- _CHALLENGE_
Quote all lines below exactly. Images stay out.

- _LISTED RECORDS_

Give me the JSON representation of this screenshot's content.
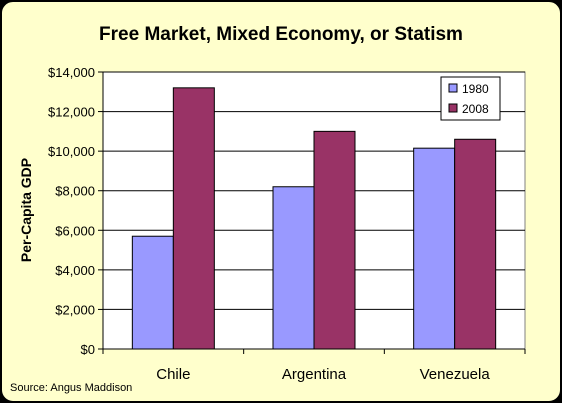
{
  "colors": {
    "background": "#FFFFCC",
    "border": "#000000",
    "plot_area": "#FFFFFF",
    "series_1980": "#9999FF",
    "series_2008": "#993366",
    "text": "#000000"
  },
  "source_note": "Source: Angus Maddison",
  "chart_data": {
    "type": "bar",
    "title": "Free Market, Mixed Economy, or Statism",
    "xlabel": "",
    "ylabel": "Per-Capita GDP",
    "categories": [
      "Chile",
      "Argentina",
      "Venezuela"
    ],
    "series": [
      {
        "name": "1980",
        "values": [
          5700,
          8200,
          10150
        ]
      },
      {
        "name": "2008",
        "values": [
          13200,
          11000,
          10600
        ]
      }
    ],
    "ylim": [
      0,
      14000
    ],
    "yticks": [
      0,
      2000,
      4000,
      6000,
      8000,
      10000,
      12000,
      14000
    ],
    "ytick_labels": [
      "$0",
      "$2,000",
      "$4,000",
      "$6,000",
      "$8,000",
      "$10,000",
      "$12,000",
      "$14,000"
    ],
    "grid": true,
    "legend_position": "top-right"
  }
}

- _REPLY TO THE EXERCISE_
Give me the JSON representation of this screenshot's content.
{
  "colors": {
    "background": "#FFFFCC",
    "border": "#000000",
    "plot_area": "#FFFFFF",
    "series_1980": "#9999FF",
    "series_2008": "#993366",
    "text": "#000000"
  },
  "source_note": "Source: Angus Maddison",
  "chart_data": {
    "type": "bar",
    "title": "Free Market, Mixed Economy, or Statism",
    "xlabel": "",
    "ylabel": "Per-Capita GDP",
    "categories": [
      "Chile",
      "Argentina",
      "Venezuela"
    ],
    "series": [
      {
        "name": "1980",
        "values": [
          5700,
          8200,
          10150
        ]
      },
      {
        "name": "2008",
        "values": [
          13200,
          11000,
          10600
        ]
      }
    ],
    "ylim": [
      0,
      14000
    ],
    "yticks": [
      0,
      2000,
      4000,
      6000,
      8000,
      10000,
      12000,
      14000
    ],
    "ytick_labels": [
      "$0",
      "$2,000",
      "$4,000",
      "$6,000",
      "$8,000",
      "$10,000",
      "$12,000",
      "$14,000"
    ],
    "grid": true,
    "legend_position": "top-right"
  }
}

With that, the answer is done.